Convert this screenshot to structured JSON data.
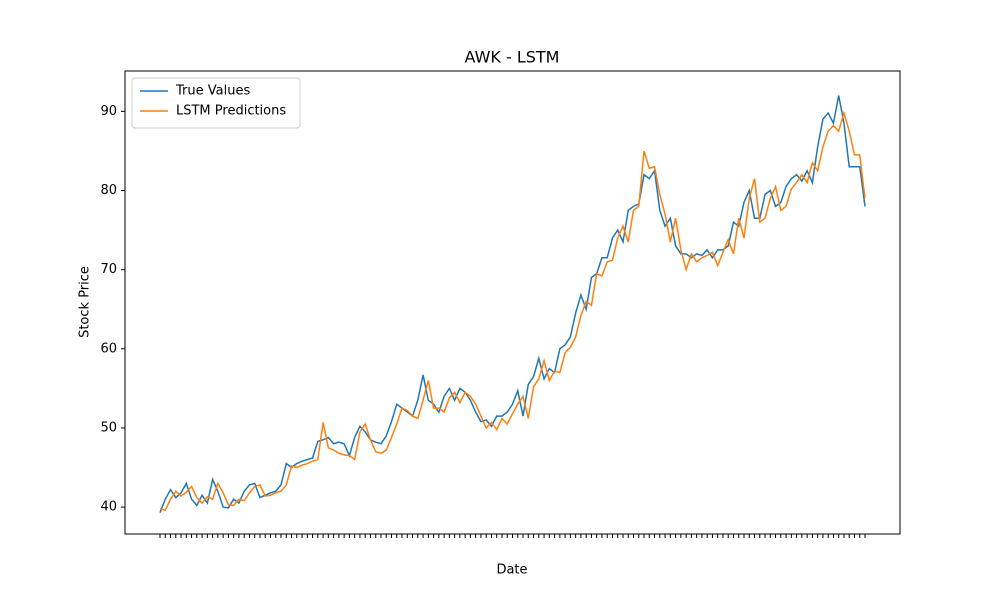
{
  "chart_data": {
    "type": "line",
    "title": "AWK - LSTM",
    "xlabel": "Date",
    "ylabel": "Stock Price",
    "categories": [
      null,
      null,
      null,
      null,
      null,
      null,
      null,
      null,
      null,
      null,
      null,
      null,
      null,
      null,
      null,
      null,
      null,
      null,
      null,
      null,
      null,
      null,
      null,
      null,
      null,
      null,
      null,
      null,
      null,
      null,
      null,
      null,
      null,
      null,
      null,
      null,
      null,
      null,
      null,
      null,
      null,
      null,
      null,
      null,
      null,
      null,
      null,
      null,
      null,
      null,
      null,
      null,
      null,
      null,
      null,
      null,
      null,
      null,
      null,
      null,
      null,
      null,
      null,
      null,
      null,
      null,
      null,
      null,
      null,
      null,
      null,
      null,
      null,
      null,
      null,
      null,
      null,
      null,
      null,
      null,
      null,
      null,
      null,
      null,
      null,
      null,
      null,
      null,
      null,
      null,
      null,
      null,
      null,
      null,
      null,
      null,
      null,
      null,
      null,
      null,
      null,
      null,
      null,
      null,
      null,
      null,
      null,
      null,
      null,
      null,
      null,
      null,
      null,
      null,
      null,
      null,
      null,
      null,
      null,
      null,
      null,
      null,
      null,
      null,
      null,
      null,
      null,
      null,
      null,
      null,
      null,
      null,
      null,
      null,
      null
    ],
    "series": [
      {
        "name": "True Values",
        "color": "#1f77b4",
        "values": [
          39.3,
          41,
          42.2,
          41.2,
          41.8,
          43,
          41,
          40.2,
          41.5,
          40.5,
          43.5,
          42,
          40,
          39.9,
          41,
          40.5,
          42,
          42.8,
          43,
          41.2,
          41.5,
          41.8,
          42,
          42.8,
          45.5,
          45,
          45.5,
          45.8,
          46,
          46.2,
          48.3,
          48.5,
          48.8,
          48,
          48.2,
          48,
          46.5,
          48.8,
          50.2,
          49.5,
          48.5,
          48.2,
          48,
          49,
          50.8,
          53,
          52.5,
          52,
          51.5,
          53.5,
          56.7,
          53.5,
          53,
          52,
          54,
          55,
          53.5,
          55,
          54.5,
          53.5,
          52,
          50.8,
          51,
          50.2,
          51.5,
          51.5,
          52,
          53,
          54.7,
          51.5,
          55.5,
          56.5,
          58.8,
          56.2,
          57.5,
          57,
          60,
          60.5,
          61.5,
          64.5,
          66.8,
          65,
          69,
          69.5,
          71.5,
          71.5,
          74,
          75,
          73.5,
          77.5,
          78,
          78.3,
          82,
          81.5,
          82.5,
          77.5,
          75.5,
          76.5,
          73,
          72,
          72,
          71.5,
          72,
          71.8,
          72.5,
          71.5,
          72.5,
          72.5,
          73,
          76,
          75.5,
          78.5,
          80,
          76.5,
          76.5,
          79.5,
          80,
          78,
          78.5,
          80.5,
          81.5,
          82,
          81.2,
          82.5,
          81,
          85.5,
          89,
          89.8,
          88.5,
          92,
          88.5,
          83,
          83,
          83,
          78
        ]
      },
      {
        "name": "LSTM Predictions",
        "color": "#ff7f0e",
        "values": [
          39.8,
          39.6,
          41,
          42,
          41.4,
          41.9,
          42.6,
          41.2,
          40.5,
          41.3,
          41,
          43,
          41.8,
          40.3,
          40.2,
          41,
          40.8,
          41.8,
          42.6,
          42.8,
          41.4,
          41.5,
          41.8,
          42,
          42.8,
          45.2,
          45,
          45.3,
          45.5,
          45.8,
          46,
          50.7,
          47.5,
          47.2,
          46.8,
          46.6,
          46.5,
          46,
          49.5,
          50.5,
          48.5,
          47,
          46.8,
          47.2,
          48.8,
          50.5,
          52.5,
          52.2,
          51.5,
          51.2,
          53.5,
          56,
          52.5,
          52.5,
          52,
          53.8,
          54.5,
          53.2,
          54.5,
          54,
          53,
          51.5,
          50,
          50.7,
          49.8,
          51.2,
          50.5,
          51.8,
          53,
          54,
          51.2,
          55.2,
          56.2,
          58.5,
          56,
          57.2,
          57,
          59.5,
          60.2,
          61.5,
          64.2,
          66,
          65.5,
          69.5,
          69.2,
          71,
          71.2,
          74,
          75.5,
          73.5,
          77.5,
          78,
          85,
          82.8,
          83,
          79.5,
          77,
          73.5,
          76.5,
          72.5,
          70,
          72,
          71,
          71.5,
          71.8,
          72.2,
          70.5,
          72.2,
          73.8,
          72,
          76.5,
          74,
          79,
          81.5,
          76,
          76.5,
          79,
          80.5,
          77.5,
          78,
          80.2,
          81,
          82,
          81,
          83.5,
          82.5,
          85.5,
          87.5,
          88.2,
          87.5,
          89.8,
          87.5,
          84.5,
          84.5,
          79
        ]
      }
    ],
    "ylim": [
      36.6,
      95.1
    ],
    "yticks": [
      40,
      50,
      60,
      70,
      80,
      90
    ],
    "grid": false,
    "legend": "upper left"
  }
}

- - - -

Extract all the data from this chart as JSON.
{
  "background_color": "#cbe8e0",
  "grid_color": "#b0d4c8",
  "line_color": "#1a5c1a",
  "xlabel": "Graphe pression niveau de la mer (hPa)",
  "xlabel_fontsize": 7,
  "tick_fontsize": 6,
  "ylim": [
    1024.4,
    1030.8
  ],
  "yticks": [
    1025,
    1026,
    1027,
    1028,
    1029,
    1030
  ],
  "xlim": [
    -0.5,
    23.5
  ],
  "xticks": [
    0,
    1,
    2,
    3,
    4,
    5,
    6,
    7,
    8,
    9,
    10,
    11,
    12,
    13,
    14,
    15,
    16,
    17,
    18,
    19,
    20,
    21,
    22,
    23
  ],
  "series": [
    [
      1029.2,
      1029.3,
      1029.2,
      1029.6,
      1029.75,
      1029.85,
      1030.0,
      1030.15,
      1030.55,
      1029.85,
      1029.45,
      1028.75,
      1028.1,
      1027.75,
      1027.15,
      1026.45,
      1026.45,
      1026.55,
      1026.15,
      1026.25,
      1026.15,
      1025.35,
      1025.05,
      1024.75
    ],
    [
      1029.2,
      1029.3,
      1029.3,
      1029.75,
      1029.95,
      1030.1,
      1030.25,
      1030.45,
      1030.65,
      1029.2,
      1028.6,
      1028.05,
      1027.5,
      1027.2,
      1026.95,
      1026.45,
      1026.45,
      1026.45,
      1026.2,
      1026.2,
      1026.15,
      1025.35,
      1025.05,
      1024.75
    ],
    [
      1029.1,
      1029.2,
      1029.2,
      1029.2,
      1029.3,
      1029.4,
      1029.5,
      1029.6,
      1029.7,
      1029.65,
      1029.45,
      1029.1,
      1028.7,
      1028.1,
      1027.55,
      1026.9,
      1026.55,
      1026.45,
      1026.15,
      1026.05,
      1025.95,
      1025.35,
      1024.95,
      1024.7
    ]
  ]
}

- - - -

## To do
Extract every line that has the string "this" in it.

## Answer for the task
Convert this screenshot to structured JSON data.
Extract all the data from this chart as JSON.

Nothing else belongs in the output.